— Material for this exercise —
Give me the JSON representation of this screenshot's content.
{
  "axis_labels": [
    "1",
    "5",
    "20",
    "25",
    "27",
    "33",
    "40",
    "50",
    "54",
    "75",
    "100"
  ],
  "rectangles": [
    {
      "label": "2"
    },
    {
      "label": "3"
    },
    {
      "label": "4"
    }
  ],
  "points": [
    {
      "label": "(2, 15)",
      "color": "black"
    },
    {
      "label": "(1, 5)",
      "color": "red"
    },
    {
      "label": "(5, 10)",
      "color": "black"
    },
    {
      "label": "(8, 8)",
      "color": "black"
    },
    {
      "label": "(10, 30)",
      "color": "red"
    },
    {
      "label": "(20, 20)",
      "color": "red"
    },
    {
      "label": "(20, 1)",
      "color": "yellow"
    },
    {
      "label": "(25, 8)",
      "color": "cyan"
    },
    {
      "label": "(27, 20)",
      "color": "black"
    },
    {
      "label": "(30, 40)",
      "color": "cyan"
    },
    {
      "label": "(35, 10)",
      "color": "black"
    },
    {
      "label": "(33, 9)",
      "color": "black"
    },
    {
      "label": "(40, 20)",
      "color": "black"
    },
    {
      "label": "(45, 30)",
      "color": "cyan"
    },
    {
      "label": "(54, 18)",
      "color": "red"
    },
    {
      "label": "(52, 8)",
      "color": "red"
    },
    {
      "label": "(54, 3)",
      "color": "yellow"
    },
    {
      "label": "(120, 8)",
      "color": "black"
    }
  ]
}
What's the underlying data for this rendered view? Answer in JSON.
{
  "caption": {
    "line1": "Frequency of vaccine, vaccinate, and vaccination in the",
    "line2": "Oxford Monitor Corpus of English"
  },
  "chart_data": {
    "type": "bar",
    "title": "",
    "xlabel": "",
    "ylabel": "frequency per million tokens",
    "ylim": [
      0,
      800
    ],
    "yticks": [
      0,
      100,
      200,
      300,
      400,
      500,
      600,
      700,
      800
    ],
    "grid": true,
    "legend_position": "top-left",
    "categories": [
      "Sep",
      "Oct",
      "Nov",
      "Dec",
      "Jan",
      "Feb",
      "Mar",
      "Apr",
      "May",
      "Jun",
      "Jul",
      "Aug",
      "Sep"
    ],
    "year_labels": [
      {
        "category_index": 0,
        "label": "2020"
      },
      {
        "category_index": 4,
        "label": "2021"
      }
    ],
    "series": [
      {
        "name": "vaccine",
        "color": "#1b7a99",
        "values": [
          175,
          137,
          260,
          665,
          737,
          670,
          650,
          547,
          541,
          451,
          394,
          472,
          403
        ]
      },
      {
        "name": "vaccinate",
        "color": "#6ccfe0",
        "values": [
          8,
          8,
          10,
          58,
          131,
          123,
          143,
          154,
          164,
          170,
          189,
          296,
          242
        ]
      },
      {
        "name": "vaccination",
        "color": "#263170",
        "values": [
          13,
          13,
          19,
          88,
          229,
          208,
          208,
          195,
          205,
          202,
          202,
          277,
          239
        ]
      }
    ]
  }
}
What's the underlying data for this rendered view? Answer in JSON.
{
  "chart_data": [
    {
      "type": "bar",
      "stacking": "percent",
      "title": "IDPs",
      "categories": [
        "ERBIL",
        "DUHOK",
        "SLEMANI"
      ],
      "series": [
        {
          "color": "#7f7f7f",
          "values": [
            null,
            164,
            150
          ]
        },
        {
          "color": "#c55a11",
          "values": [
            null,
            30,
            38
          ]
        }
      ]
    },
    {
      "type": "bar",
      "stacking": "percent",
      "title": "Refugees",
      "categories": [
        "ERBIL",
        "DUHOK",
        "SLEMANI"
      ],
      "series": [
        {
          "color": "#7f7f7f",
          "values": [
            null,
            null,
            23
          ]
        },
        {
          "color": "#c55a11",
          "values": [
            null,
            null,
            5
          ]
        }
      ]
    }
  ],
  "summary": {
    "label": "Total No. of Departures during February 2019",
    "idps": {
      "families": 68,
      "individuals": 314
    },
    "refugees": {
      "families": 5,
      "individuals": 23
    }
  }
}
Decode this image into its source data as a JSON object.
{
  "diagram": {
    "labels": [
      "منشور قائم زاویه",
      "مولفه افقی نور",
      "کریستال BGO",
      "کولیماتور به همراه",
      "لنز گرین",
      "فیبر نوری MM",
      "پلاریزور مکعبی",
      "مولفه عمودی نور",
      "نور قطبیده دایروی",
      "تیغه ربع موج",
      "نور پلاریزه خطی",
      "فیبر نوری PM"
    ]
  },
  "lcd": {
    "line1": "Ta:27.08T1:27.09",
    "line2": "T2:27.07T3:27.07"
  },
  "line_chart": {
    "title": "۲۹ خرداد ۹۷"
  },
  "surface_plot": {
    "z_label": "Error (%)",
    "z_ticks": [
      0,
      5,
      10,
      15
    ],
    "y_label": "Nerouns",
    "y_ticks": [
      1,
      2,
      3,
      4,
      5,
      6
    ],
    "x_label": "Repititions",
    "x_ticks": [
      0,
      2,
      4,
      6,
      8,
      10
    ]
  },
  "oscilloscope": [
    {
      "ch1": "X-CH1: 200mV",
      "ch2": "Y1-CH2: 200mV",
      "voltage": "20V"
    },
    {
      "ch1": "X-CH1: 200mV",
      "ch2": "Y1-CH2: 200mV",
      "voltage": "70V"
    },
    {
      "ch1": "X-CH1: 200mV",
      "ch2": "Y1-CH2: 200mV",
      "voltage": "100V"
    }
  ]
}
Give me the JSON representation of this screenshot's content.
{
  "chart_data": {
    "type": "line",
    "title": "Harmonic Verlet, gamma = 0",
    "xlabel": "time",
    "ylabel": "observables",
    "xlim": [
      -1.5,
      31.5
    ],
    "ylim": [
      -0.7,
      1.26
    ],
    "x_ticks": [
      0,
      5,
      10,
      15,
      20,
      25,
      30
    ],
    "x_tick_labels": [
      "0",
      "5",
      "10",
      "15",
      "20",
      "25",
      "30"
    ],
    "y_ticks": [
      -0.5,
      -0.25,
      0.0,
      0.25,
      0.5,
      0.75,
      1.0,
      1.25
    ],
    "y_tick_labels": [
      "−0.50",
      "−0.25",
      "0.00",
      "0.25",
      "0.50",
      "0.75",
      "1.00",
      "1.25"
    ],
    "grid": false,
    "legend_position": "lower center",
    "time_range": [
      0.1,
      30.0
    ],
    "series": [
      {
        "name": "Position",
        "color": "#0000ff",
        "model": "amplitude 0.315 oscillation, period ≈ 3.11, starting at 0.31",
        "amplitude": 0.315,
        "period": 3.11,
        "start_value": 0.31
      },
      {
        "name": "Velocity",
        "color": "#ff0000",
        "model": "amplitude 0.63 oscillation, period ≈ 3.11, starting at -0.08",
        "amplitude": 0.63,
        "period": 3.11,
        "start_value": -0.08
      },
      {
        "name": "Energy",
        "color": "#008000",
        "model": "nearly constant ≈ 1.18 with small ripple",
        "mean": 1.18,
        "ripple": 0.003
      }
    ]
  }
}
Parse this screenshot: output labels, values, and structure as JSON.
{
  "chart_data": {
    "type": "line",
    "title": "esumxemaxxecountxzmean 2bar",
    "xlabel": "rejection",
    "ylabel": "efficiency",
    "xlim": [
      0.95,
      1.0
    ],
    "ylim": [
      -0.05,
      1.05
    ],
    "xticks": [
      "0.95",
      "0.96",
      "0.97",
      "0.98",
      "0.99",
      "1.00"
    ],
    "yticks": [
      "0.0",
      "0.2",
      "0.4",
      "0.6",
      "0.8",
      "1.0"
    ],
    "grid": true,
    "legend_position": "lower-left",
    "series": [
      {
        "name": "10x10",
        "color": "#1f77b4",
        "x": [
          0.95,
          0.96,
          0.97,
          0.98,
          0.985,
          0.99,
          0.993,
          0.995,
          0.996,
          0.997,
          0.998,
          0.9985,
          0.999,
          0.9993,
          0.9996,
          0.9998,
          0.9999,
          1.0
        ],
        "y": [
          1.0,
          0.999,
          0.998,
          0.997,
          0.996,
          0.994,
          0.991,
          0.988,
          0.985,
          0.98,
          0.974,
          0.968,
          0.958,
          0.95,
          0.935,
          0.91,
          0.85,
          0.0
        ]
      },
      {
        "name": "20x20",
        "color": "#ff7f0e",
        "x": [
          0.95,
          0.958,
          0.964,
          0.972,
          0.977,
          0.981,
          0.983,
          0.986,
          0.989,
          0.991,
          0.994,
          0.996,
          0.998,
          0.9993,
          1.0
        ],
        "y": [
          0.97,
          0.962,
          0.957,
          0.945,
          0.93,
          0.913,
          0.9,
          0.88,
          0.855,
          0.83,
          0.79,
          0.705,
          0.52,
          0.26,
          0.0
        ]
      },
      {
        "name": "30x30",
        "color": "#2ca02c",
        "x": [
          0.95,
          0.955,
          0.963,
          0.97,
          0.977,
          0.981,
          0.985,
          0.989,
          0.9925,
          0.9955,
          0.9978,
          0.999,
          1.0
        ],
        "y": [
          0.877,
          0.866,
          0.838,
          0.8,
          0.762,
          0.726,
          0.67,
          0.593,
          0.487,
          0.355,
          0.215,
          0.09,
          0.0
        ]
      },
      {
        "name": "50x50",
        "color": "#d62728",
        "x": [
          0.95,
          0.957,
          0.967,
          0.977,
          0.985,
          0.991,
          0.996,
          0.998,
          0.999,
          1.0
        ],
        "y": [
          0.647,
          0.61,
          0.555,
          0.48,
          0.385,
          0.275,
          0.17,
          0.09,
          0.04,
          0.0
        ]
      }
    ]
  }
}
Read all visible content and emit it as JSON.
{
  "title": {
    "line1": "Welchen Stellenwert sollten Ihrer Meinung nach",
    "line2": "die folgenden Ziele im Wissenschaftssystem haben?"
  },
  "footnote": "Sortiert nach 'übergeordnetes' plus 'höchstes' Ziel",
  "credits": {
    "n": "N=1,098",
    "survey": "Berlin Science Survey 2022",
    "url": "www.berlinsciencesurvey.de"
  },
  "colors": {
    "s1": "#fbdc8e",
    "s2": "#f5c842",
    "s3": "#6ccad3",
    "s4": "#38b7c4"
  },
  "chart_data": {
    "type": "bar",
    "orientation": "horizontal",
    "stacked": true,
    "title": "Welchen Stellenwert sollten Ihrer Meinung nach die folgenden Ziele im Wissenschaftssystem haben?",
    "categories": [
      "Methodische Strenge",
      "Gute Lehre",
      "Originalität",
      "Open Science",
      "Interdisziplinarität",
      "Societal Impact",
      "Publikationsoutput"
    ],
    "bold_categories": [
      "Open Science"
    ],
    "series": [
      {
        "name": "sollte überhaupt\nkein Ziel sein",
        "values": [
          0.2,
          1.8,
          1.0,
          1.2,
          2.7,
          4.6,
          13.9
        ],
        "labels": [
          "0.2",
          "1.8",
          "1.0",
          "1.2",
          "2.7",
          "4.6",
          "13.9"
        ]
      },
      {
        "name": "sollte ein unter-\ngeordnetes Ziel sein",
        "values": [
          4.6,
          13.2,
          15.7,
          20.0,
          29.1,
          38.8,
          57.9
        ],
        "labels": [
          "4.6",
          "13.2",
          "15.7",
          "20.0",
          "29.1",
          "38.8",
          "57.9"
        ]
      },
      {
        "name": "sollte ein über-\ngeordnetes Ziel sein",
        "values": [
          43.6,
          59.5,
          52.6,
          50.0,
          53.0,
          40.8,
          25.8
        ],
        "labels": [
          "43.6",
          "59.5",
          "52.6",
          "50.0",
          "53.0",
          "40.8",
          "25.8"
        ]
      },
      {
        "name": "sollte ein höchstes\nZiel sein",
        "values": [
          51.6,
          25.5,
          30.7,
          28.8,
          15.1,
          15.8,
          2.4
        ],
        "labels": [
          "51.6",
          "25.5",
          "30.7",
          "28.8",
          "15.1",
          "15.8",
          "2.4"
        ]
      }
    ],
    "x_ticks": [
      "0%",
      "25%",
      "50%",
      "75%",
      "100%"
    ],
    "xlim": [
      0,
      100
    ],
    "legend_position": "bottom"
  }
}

— Exercise requirements —
Go through the preceding material and copy each line that has the word "Wissenschaftssystem".

— Result of the task —
    "line2": "die folgenden Ziele im Wissenschaftssystem haben?"
    "title": "Welchen Stellenwert sollten Ihrer Meinung nach die folgenden Ziele im Wissenschaftssystem haben?",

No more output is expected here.